■ YOUR OBJECTIVE ■
Pick out and copy every line below that has the word "timer".

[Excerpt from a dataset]
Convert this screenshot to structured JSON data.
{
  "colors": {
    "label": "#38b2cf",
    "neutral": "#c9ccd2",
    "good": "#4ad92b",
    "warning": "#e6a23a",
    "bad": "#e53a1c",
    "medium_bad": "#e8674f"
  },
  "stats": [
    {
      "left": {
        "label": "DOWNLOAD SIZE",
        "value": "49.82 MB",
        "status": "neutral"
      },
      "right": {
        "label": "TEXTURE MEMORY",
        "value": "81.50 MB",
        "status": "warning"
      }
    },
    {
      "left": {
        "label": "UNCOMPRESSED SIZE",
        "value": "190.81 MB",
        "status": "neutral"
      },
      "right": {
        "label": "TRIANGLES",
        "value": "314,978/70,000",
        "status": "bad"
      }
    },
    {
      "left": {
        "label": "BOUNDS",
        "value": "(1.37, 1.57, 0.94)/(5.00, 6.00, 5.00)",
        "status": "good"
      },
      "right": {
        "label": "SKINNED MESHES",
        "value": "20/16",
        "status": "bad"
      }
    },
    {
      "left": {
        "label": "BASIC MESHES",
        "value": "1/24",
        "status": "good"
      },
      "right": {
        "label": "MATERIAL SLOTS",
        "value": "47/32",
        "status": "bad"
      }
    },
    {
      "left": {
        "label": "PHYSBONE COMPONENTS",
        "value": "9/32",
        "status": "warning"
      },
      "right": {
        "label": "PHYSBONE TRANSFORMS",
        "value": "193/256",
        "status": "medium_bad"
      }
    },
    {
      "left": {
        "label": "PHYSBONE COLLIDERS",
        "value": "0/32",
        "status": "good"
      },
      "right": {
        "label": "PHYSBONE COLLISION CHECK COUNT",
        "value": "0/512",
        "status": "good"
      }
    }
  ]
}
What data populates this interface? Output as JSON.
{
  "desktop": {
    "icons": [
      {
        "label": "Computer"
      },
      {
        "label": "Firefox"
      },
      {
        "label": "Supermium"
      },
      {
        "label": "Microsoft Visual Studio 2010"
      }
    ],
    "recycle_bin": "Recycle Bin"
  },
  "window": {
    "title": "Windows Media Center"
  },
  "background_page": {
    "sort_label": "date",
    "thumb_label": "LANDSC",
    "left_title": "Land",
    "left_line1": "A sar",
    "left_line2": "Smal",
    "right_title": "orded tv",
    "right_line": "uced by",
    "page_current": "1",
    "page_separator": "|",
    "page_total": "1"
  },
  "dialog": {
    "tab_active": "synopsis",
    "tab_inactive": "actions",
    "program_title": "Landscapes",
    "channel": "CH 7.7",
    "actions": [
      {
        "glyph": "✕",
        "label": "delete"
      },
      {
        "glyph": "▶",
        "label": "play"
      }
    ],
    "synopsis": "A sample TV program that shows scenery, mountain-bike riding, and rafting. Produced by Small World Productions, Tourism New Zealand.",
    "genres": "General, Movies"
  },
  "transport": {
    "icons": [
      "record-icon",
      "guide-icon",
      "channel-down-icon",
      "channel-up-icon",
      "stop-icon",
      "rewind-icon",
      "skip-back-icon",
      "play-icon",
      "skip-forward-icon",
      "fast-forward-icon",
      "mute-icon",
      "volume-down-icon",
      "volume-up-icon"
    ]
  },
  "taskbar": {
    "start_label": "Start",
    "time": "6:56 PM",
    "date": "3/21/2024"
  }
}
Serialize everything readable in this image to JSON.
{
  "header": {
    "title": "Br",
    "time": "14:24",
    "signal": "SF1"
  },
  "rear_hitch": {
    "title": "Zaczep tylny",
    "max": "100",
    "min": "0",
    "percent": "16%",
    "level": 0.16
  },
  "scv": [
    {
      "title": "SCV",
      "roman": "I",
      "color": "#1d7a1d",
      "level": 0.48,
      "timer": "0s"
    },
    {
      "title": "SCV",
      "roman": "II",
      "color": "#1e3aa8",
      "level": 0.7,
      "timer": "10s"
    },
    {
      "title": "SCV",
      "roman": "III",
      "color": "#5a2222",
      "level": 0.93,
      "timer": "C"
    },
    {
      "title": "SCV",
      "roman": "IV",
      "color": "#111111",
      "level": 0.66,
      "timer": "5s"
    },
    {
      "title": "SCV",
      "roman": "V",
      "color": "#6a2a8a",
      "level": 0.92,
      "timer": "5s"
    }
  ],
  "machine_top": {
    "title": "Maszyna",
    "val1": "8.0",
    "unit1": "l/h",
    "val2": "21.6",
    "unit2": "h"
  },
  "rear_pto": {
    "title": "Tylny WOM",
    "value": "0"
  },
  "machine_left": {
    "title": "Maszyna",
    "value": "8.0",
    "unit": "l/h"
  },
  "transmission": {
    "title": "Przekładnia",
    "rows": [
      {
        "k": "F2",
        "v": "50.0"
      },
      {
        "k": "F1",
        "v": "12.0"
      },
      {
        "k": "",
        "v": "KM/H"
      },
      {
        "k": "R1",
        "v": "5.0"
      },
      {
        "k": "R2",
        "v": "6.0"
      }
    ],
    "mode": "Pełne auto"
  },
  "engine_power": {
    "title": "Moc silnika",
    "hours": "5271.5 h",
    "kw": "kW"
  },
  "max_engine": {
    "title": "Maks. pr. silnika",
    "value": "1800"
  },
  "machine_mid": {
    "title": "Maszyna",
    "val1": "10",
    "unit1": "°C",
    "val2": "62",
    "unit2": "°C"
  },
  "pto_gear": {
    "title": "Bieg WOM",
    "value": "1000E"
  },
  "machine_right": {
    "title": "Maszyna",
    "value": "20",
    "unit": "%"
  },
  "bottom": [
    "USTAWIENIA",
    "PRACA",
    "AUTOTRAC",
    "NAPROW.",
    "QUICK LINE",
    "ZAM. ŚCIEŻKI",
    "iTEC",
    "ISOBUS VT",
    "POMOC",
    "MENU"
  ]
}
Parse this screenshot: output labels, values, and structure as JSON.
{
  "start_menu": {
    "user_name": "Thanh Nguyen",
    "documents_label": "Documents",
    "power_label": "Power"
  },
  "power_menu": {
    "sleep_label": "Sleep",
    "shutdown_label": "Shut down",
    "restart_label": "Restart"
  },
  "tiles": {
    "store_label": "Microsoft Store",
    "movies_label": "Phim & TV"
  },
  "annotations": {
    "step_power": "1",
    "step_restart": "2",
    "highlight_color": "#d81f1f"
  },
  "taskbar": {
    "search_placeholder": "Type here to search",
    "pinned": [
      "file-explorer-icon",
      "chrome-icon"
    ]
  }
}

■ FINISHED EXERCISE ■
      "timer": "0s"
      "timer": "10s"
      "timer": "C"
      "timer": "5s"
      "timer": "5s"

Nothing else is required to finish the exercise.